**TASK GOAL**.
Read the entries below and pull out each line with the string "Bitcoin".

===== ENTRIES SHOWN

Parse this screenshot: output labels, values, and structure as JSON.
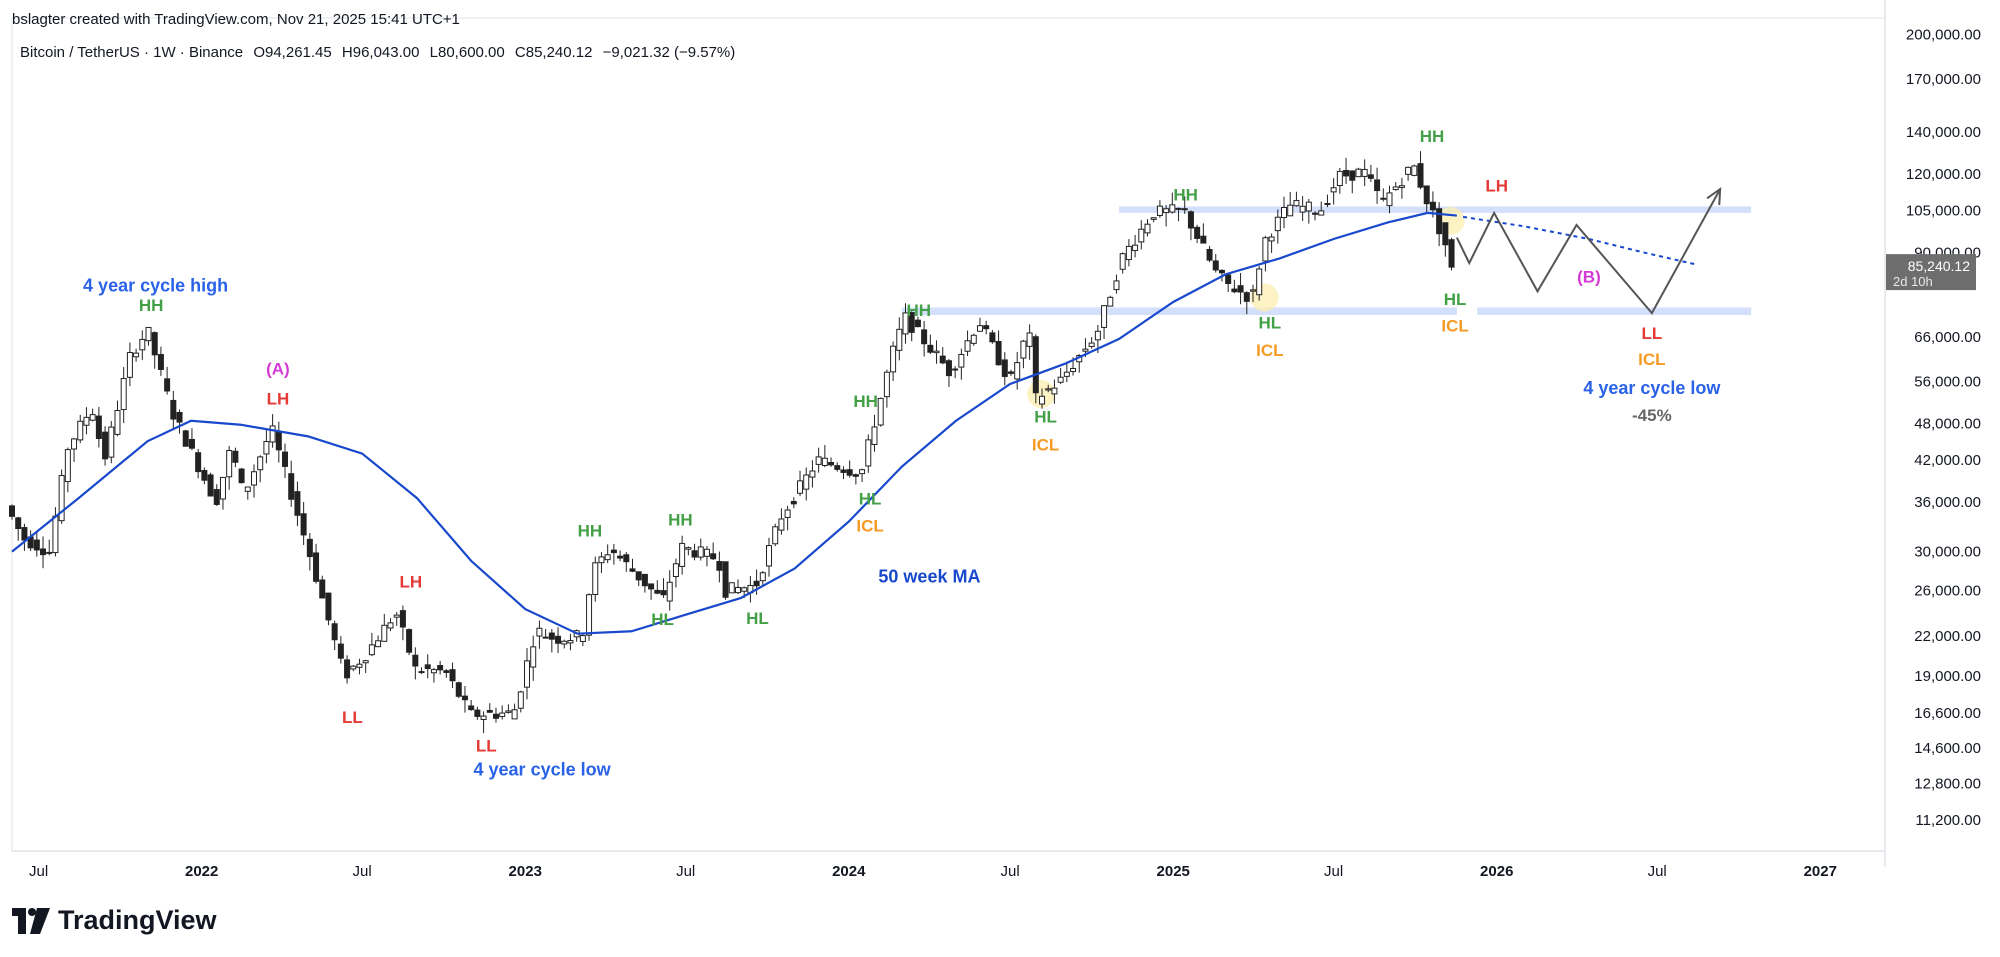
{
  "header": {
    "credit": "bslagter created with TradingView.com, Nov 21, 2025 15:41 UTC+1",
    "symbol": "Bitcoin / TetherUS · 1W · Binance",
    "open": "O94,261.45",
    "high": "H96,043.00",
    "low": "L80,600.00",
    "close": "C85,240.12",
    "change": "−9,021.32 (−9.57%)"
  },
  "footer": {
    "brand": "TradingView"
  },
  "colors": {
    "ma": "#1848cc",
    "green": "#43a047",
    "red": "#e53935",
    "orange": "#f59a23",
    "magenta": "#d33ad3",
    "blue_label": "#2962e8",
    "zone": "#cfdcfb",
    "candle": "#222222"
  },
  "chart_data": {
    "type": "candlestick",
    "title": "Bitcoin / TetherUS · 1W · Binance",
    "y_scale": "log",
    "ylim": [
      10000,
      205000
    ],
    "y_ticks": [
      200000,
      170000,
      140000,
      120000,
      105000,
      90000,
      66000,
      56000,
      48000,
      42000,
      36000,
      30000,
      26000,
      22000,
      19000,
      16600,
      14600,
      12800,
      11200
    ],
    "y_tick_labels": [
      "200,000.00",
      "170,000.00",
      "140,000.00",
      "120,000.00",
      "105,000.00",
      "90,000.00",
      "66,000.00",
      "56,000.00",
      "48,000.00",
      "42,000.00",
      "36,000.00",
      "30,000.00",
      "26,000.00",
      "22,000.00",
      "19,000.00",
      "16,600.00",
      "14,600.00",
      "12,800.00",
      "11,200.00"
    ],
    "x_range": [
      "2021-06-01",
      "2027-03-15"
    ],
    "x_ticks": [
      {
        "date": "2021-07-01",
        "label": "Jul",
        "bold": false
      },
      {
        "date": "2022-01-01",
        "label": "2022",
        "bold": true
      },
      {
        "date": "2022-07-01",
        "label": "Jul",
        "bold": false
      },
      {
        "date": "2023-01-01",
        "label": "2023",
        "bold": true
      },
      {
        "date": "2023-07-01",
        "label": "Jul",
        "bold": false
      },
      {
        "date": "2024-01-01",
        "label": "2024",
        "bold": true
      },
      {
        "date": "2024-07-01",
        "label": "Jul",
        "bold": false
      },
      {
        "date": "2025-01-01",
        "label": "2025",
        "bold": true
      },
      {
        "date": "2025-07-01",
        "label": "Jul",
        "bold": false
      },
      {
        "date": "2026-01-01",
        "label": "2026",
        "bold": true
      },
      {
        "date": "2026-07-01",
        "label": "Jul",
        "bold": false
      },
      {
        "date": "2027-01-01",
        "label": "2027",
        "bold": true
      }
    ],
    "price_keypoints": [
      [
        "2021-06-01",
        35500
      ],
      [
        "2021-06-21",
        31500
      ],
      [
        "2021-07-20",
        30000
      ],
      [
        "2021-08-10",
        44000
      ],
      [
        "2021-09-06",
        51000
      ],
      [
        "2021-09-20",
        42000
      ],
      [
        "2021-10-20",
        62000
      ],
      [
        "2021-11-08",
        67500
      ],
      [
        "2021-12-06",
        50000
      ],
      [
        "2022-01-24",
        36000
      ],
      [
        "2022-02-10",
        44000
      ],
      [
        "2022-02-24",
        37000
      ],
      [
        "2022-03-28",
        47000
      ],
      [
        "2022-05-09",
        30000
      ],
      [
        "2022-06-18",
        19000
      ],
      [
        "2022-07-11",
        20500
      ],
      [
        "2022-08-15",
        24000
      ],
      [
        "2022-09-06",
        19500
      ],
      [
        "2022-10-10",
        19300
      ],
      [
        "2022-11-07",
        16500
      ],
      [
        "2022-12-26",
        16600
      ],
      [
        "2023-01-20",
        22500
      ],
      [
        "2023-02-10",
        21800
      ],
      [
        "2023-03-13",
        22000
      ],
      [
        "2023-03-25",
        28000
      ],
      [
        "2023-04-14",
        30400
      ],
      [
        "2023-06-12",
        25000
      ],
      [
        "2023-07-03",
        30500
      ],
      [
        "2023-08-14",
        29200
      ],
      [
        "2023-08-21",
        26000
      ],
      [
        "2023-09-25",
        26500
      ],
      [
        "2023-10-23",
        34000
      ],
      [
        "2023-12-04",
        42000
      ],
      [
        "2024-01-22",
        40000
      ],
      [
        "2024-02-26",
        62000
      ],
      [
        "2024-03-11",
        71000
      ],
      [
        "2024-05-01",
        58000
      ],
      [
        "2024-06-03",
        70000
      ],
      [
        "2024-07-08",
        56000
      ],
      [
        "2024-07-29",
        68000
      ],
      [
        "2024-08-05",
        52500
      ],
      [
        "2024-09-02",
        56000
      ],
      [
        "2024-10-14",
        67000
      ],
      [
        "2024-11-11",
        88000
      ],
      [
        "2024-12-16",
        104000
      ],
      [
        "2025-01-20",
        105000
      ],
      [
        "2025-02-24",
        84000
      ],
      [
        "2025-03-10",
        80000
      ],
      [
        "2025-04-07",
        76000
      ],
      [
        "2025-04-21",
        94000
      ],
      [
        "2025-05-19",
        107000
      ],
      [
        "2025-06-23",
        105000
      ],
      [
        "2025-07-14",
        119000
      ],
      [
        "2025-08-11",
        121000
      ],
      [
        "2025-09-01",
        108000
      ],
      [
        "2025-10-06",
        124000
      ],
      [
        "2025-10-20",
        110000
      ],
      [
        "2025-11-10",
        94000
      ],
      [
        "2025-11-17",
        85240
      ]
    ],
    "ma_series": {
      "name": "50 week MA",
      "points": [
        [
          "2021-06-01",
          30000
        ],
        [
          "2021-08-15",
          36500
        ],
        [
          "2021-11-01",
          45000
        ],
        [
          "2021-12-20",
          48500
        ],
        [
          "2022-02-14",
          47800
        ],
        [
          "2022-05-01",
          45800
        ],
        [
          "2022-07-01",
          43000
        ],
        [
          "2022-09-01",
          36500
        ],
        [
          "2022-11-01",
          29000
        ],
        [
          "2023-01-01",
          24300
        ],
        [
          "2023-03-01",
          22200
        ],
        [
          "2023-05-01",
          22400
        ],
        [
          "2023-07-01",
          23800
        ],
        [
          "2023-09-01",
          25300
        ],
        [
          "2023-11-01",
          28200
        ],
        [
          "2024-01-01",
          33500
        ],
        [
          "2024-03-01",
          41000
        ],
        [
          "2024-05-01",
          48500
        ],
        [
          "2024-07-01",
          55500
        ],
        [
          "2024-09-01",
          59800
        ],
        [
          "2024-11-01",
          65500
        ],
        [
          "2025-01-01",
          75000
        ],
        [
          "2025-03-01",
          83000
        ],
        [
          "2025-05-01",
          88000
        ],
        [
          "2025-07-01",
          94500
        ],
        [
          "2025-09-01",
          100500
        ],
        [
          "2025-10-15",
          104000
        ],
        [
          "2025-11-17",
          103000
        ]
      ]
    },
    "ma_projection": [
      [
        "2025-11-24",
        102500
      ],
      [
        "2026-02-01",
        99000
      ],
      [
        "2026-04-15",
        94500
      ],
      [
        "2026-06-15",
        90000
      ],
      [
        "2026-08-15",
        86000
      ]
    ],
    "forecast_path": [
      [
        "2025-11-17",
        95000
      ],
      [
        "2025-12-01",
        86500
      ],
      [
        "2025-12-29",
        104000
      ],
      [
        "2026-02-16",
        78000
      ],
      [
        "2026-04-01",
        99500
      ],
      [
        "2026-06-25",
        72000
      ],
      [
        "2026-09-10",
        113500
      ]
    ],
    "current_price_label": {
      "price": 85240,
      "text": "85,240.12",
      "sub": "2d 10h"
    },
    "zones": [
      {
        "y_lo": 104000,
        "y_hi": 106500,
        "x_from": "2024-11-01",
        "x_to": "2026-10-15"
      },
      {
        "y_lo": 71500,
        "y_hi": 73500,
        "x_from": "2024-03-01",
        "x_to": "2025-11-17"
      },
      {
        "y_lo": 71500,
        "y_hi": 73500,
        "x_from": "2025-12-10",
        "x_to": "2026-10-15"
      }
    ],
    "highlights": [
      {
        "date": "2024-08-05",
        "price": 53500
      },
      {
        "date": "2025-04-14",
        "price": 76200
      },
      {
        "date": "2025-11-10",
        "price": 101000
      }
    ],
    "annotations": [
      {
        "text": "4 year cycle high",
        "color": "blue_label",
        "date": "2021-11-10",
        "price": 78000
      },
      {
        "text": "HH",
        "color": "green",
        "date": "2021-11-05",
        "price": 72500
      },
      {
        "text": "(A)",
        "color": "magenta",
        "date": "2022-03-28",
        "price": 57500
      },
      {
        "text": "LH",
        "color": "red",
        "date": "2022-03-28",
        "price": 51500
      },
      {
        "text": "LL",
        "color": "red",
        "date": "2022-06-20",
        "price": 16000
      },
      {
        "text": "LH",
        "color": "red",
        "date": "2022-08-25",
        "price": 26300
      },
      {
        "text": "LL",
        "color": "red",
        "date": "2022-11-18",
        "price": 14400
      },
      {
        "text": "4 year cycle low",
        "color": "blue_label",
        "date": "2023-01-20",
        "price": 13200
      },
      {
        "text": "HH",
        "color": "green",
        "date": "2023-03-15",
        "price": 31700
      },
      {
        "text": "HL",
        "color": "green",
        "date": "2023-06-05",
        "price": 22900
      },
      {
        "text": "HH",
        "color": "green",
        "date": "2023-06-25",
        "price": 33000
      },
      {
        "text": "HL",
        "color": "green",
        "date": "2023-09-20",
        "price": 23000
      },
      {
        "text": "HH",
        "color": "green",
        "date": "2024-01-20",
        "price": 51000
      },
      {
        "text": "HL",
        "color": "green",
        "date": "2024-01-25",
        "price": 35700
      },
      {
        "text": "ICL",
        "color": "orange",
        "date": "2024-01-25",
        "price": 32300
      },
      {
        "text": "HH",
        "color": "green",
        "date": "2024-03-20",
        "price": 71300
      },
      {
        "text": "50 week MA",
        "color": "ma",
        "date": "2024-04-01",
        "price": 26800
      },
      {
        "text": "HL",
        "color": "green",
        "date": "2024-08-10",
        "price": 48200
      },
      {
        "text": "ICL",
        "color": "orange",
        "date": "2024-08-10",
        "price": 43500
      },
      {
        "text": "HH",
        "color": "green",
        "date": "2025-01-15",
        "price": 108800
      },
      {
        "text": "HL",
        "color": "green",
        "date": "2025-04-20",
        "price": 68000
      },
      {
        "text": "ICL",
        "color": "orange",
        "date": "2025-04-20",
        "price": 61500
      },
      {
        "text": "HH",
        "color": "green",
        "date": "2025-10-20",
        "price": 135000
      },
      {
        "text": "HL",
        "color": "green",
        "date": "2025-11-15",
        "price": 74200
      },
      {
        "text": "ICL",
        "color": "orange",
        "date": "2025-11-15",
        "price": 67300
      },
      {
        "text": "LH",
        "color": "red",
        "date": "2026-01-01",
        "price": 112500
      },
      {
        "text": "(B)",
        "color": "magenta",
        "date": "2026-04-15",
        "price": 80500
      },
      {
        "text": "LL",
        "color": "red",
        "date": "2026-06-25",
        "price": 65500
      },
      {
        "text": "ICL",
        "color": "orange",
        "date": "2026-06-25",
        "price": 59500
      },
      {
        "text": "4 year cycle low",
        "color": "blue_label",
        "date": "2026-06-25",
        "price": 53500
      },
      {
        "text": "-45%",
        "color": "gray",
        "date": "2026-06-25",
        "price": 48500
      }
    ]
  }
}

==========

**REPLY**.
    "symbol": "Bitcoin / TetherUS · 1W · Binance",
    "title": "Bitcoin / TetherUS · 1W · Binance",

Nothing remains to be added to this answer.